WRITTEN REQUEST — Using the data below, copy every line that contains the word "content".

-- START OF GIVEN RECORDS --

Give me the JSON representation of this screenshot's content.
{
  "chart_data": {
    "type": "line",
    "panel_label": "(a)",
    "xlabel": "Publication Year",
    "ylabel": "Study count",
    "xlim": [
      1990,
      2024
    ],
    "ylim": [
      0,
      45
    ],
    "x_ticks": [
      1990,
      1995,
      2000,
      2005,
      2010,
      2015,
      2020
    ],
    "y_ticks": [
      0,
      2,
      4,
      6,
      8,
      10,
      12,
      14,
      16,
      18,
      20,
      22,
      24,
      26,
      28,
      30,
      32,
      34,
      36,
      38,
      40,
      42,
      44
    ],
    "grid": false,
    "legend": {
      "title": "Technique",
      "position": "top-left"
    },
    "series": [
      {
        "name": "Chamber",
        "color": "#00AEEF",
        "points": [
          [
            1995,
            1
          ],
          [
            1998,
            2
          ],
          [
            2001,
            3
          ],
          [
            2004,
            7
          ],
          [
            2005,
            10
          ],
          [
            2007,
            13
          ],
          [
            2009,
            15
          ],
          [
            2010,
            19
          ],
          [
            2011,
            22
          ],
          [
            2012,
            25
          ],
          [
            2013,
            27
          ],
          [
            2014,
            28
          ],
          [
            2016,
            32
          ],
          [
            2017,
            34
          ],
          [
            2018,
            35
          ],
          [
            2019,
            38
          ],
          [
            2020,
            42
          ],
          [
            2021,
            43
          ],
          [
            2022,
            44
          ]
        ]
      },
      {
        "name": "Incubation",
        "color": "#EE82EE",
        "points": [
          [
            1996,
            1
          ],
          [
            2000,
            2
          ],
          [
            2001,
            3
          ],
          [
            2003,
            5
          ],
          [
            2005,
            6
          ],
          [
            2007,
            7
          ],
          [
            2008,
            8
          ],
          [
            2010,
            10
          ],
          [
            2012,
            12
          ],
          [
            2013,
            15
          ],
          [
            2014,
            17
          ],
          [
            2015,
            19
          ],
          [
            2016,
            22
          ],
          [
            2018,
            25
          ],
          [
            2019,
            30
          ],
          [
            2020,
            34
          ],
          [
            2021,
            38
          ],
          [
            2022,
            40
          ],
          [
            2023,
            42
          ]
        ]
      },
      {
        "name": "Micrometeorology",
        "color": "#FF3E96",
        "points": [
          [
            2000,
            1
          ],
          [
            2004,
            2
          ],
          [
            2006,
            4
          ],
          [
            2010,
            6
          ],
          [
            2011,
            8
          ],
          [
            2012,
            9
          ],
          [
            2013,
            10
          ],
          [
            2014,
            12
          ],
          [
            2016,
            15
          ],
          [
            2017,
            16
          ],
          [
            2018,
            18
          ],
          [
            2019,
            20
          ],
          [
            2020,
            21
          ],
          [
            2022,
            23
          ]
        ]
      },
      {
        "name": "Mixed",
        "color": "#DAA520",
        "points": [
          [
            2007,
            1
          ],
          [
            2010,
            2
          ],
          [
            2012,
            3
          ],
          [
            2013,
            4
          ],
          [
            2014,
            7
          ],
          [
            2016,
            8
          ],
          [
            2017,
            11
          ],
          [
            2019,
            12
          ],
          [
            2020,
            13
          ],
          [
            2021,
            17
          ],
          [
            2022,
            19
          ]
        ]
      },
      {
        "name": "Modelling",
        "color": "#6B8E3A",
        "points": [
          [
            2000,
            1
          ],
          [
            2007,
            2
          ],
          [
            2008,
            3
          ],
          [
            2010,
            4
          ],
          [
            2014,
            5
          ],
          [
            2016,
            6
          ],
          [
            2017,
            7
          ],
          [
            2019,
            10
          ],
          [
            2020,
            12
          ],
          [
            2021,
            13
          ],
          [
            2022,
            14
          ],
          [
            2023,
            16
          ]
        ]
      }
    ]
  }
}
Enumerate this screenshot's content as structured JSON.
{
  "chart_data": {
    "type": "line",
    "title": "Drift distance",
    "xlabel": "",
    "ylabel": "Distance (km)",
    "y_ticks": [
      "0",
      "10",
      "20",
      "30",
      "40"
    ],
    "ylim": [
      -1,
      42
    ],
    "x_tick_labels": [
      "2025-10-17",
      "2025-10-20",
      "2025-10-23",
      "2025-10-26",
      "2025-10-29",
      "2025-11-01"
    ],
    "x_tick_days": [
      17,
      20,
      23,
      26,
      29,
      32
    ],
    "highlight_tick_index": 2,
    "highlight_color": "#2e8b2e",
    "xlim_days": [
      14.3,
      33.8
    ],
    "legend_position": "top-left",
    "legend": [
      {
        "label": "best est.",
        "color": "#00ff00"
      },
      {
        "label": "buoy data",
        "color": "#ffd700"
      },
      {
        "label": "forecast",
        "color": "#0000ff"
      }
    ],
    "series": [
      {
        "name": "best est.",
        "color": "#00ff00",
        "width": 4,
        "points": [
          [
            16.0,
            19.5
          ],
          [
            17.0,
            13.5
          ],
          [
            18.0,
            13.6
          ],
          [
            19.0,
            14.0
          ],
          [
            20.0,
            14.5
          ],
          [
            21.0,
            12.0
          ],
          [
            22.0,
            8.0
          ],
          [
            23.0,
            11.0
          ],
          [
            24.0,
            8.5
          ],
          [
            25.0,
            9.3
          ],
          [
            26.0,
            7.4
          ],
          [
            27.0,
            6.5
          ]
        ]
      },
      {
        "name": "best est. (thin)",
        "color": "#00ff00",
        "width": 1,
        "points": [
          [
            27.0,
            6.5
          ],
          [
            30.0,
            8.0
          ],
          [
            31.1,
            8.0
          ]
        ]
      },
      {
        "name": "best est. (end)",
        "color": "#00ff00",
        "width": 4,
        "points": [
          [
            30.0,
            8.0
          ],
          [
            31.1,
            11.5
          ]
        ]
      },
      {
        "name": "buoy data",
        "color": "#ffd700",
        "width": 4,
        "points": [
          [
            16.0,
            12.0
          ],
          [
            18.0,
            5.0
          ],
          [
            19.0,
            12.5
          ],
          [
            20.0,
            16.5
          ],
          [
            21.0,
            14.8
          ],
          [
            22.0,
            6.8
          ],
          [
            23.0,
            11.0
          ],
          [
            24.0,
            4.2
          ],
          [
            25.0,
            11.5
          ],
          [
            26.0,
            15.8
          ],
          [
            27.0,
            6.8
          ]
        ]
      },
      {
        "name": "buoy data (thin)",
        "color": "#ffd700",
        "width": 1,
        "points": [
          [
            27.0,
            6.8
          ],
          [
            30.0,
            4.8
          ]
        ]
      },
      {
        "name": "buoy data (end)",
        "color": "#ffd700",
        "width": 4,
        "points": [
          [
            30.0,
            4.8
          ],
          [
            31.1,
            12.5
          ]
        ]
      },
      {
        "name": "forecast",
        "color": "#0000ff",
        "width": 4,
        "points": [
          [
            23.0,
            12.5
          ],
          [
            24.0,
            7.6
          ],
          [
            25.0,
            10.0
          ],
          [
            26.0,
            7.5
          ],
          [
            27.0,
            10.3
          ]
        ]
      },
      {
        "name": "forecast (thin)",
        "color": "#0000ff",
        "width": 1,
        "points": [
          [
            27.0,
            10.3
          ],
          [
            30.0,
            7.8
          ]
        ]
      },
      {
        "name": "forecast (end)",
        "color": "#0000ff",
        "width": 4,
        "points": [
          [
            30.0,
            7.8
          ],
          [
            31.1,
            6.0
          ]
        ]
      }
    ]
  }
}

-- END OF GIVEN RECORDS --

RESULT BELOW —
Give me the JSON representation of this screenshot's content.
Enumerate this screenshot's content as structured JSON.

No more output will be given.